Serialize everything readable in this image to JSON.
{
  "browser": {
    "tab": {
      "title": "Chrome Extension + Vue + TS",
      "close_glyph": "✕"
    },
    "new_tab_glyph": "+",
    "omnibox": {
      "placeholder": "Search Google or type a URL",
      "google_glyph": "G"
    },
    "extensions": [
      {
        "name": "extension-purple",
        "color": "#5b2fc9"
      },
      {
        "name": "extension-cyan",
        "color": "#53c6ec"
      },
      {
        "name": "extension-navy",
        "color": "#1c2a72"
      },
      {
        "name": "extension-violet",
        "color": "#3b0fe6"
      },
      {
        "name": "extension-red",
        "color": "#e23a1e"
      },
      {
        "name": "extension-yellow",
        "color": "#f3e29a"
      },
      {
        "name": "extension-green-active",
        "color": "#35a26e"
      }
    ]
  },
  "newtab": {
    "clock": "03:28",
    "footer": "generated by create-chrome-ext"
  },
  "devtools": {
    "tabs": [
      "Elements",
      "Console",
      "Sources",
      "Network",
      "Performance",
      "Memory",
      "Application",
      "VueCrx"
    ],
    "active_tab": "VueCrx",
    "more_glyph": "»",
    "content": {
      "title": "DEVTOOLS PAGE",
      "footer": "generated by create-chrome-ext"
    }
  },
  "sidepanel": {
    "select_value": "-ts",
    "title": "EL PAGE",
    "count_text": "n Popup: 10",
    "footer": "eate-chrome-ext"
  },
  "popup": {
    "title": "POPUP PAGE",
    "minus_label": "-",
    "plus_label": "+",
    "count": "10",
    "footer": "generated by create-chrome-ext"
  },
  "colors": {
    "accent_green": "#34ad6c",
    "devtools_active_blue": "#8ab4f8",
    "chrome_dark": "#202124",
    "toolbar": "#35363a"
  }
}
+ + + +
# [EXERCISE GOAL]
All of the entries above need to be reproduced exactly.

# [OUTPUT BELOW]
Serialize everything readable in this image to JSON.
{
  "browser": {
    "tab": {
      "title": "Chrome Extension + Vue + TS",
      "close_glyph": "✕"
    },
    "new_tab_glyph": "+",
    "omnibox": {
      "placeholder": "Search Google or type a URL",
      "google_glyph": "G"
    },
    "extensions": [
      {
        "name": "extension-purple",
        "color": "#5b2fc9"
      },
      {
        "name": "extension-cyan",
        "color": "#53c6ec"
      },
      {
        "name": "extension-navy",
        "color": "#1c2a72"
      },
      {
        "name": "extension-violet",
        "color": "#3b0fe6"
      },
      {
        "name": "extension-red",
        "color": "#e23a1e"
      },
      {
        "name": "extension-yellow",
        "color": "#f3e29a"
      },
      {
        "name": "extension-green-active",
        "color": "#35a26e"
      }
    ]
  },
  "newtab": {
    "clock": "03:28",
    "footer": "generated by create-chrome-ext"
  },
  "devtools": {
    "tabs": [
      "Elements",
      "Console",
      "Sources",
      "Network",
      "Performance",
      "Memory",
      "Application",
      "VueCrx"
    ],
    "active_tab": "VueCrx",
    "more_glyph": "»",
    "content": {
      "title": "DEVTOOLS PAGE",
      "footer": "generated by create-chrome-ext"
    }
  },
  "sidepanel": {
    "select_value": "-ts",
    "title": "EL PAGE",
    "count_text": "n Popup: 10",
    "footer": "eate-chrome-ext"
  },
  "popup": {
    "title": "POPUP PAGE",
    "minus_label": "-",
    "plus_label": "+",
    "count": "10",
    "footer": "generated by create-chrome-ext"
  },
  "colors": {
    "accent_green": "#34ad6c",
    "devtools_active_blue": "#8ab4f8",
    "chrome_dark": "#202124",
    "toolbar": "#35363a"
  }
}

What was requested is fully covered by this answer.